## Work instructions
Reproduce all lines of the listing below in which the word "Home" occurs.

## Material for this task
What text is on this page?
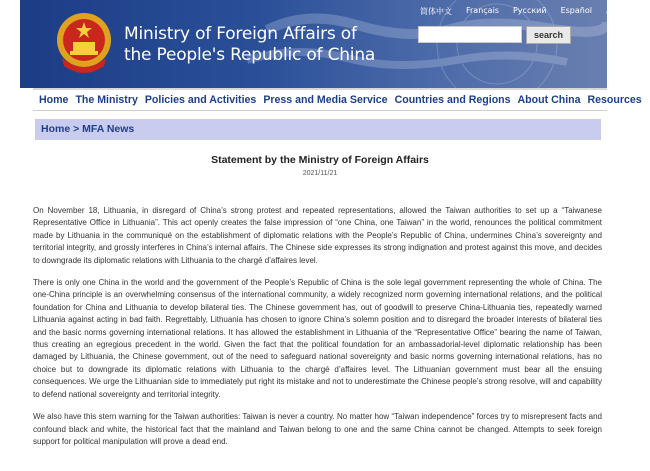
Ministry of Foreign Affairs of
the People's Republic of China
简体中文 Français Русский Español عربي
search
Home The Ministry Policies and Activities Press and Media Service Countries and Regions About China Resources
Home > MFA News
Statement by the Ministry of Foreign Affairs
2021/11/21

On November 18, Lithuania, in disregard of China’s strong protest and repeated representations, allowed the Taiwan authorities to set up a “Taiwanese Representative Office in Lithuania”. This act openly creates the false impression of “one China, one Taiwan” in the world, renounces the political commitment made by Lithuania in the communiqué on the establishment of diplomatic relations with the People’s Republic of China, undermines China’s sovereignty and territorial integrity, and grossly interferes in China’s internal affairs. The Chinese side expresses its strong indignation and protest against this move, and decides to downgrade its diplomatic relations with Lithuania to the chargé d’affaires level.

There is only one China in the world and the government of the People’s Republic of China is the sole legal government representing the whole of China. The one-China principle is an overwhelming consensus of the international community, a widely recognized norm governing international relations, and the political foundation for China and Lithuania to develop bilateral ties. The Chinese government has, out of goodwill to preserve China-Lithuania ties, repeatedly warned Lithuania against acting in bad faith. Regrettably, Lithuania has chosen to ignore China’s solemn position and to disregard the broader interests of bilateral ties and the basic norms governing international relations. It has allowed the establishment in Lithuania of the “Representative Office” bearing the name of Taiwan, thus creating an egregious precedent in the world. Given the fact that the political foundation for an ambassadorial-level diplomatic relationship has been damaged by Lithuania, the Chinese government, out of the need to safeguard national sovereignty and basic norms governing international relations, has no choice but to downgrade its diplomatic relations with Lithuania to the chargé d’affaires level. The Lithuanian government must bear all the ensuing consequences. We urge the Lithuanian side to immediately put right its mistake and not to underestimate the Chinese people’s strong resolve, will and capability to defend national sovereignty and territorial integrity.

We also have this stern warning for the Taiwan authorities: Taiwan is never a country. No matter how “Taiwan independence” forces try to misrepresent facts and confound black and white, the historical fact that the mainland and Taiwan belong to one and the same China cannot be changed. Attempts to seek foreign support for political manipulation will prove a dead end.
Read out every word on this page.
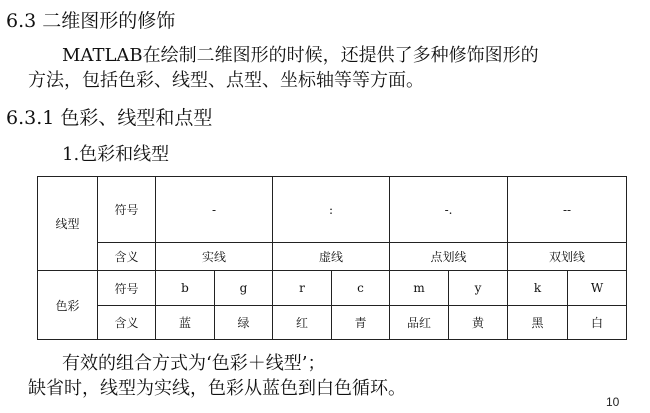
6.3 二维图形的修饰
MATLAB在绘制二维图形的时候，还提供了多种修饰图形的
方法，包括色彩、线型、点型、坐标轴等等方面。
6.3.1 色彩、线型和点型
1.色彩和线型
线型	符号	-		:		-.		--	
	含义	实线		虚线		点划线		双划线	
色彩	符号	b	g	r	c	m	y	k	W
	含义	蓝	绿	红	青	品红	黄	黑	白
有效的组合方式为‘色彩＋线型’；
缺省时，线型为实线，色彩从蓝色到白色循环。
10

## Written response
Home The Ministry Policies and Activities Press and Media Service Countries and Regions About China Resources
Home > MFA News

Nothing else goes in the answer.